• Problem details: Copy all lines below exactly as written. Leave pictures out.

═════ Input rows

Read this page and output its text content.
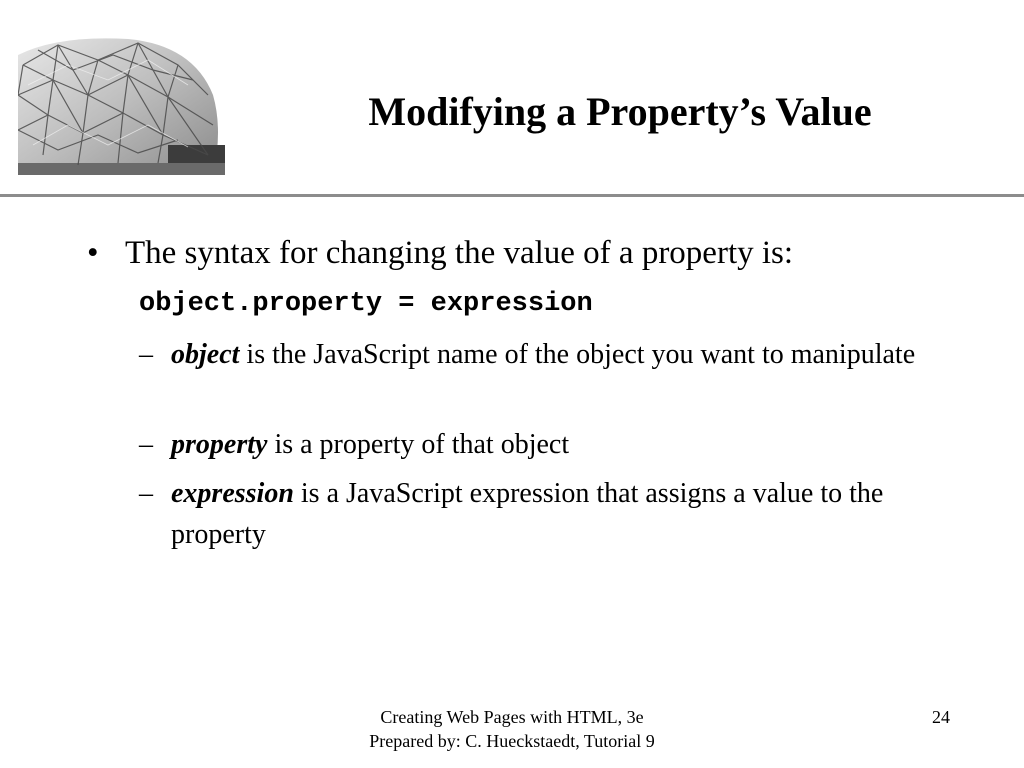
Modifying a Property’s Value
• The syntax for changing the value of a property is:
object.property = expression
– object is the JavaScript name of the object you want to manipulate
– property is a property of that object
– expression is a JavaScript expression that assigns a value to the property
Creating Web Pages with HTML, 3e
Prepared by: C. Hueckstaedt, Tutorial 9
24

══════════

• Answer below:
Read this page and output its text content.
Modifying a Property’s Value
• The syntax for changing the value of a property is:
object.property = expression
– object is the JavaScript name of the object you want to manipulate
– property is a property of that object
– expression is a JavaScript expression that assigns a value to the property
Creating Web Pages with HTML, 3e
Prepared by: C. Hueckstaedt, Tutorial 9
24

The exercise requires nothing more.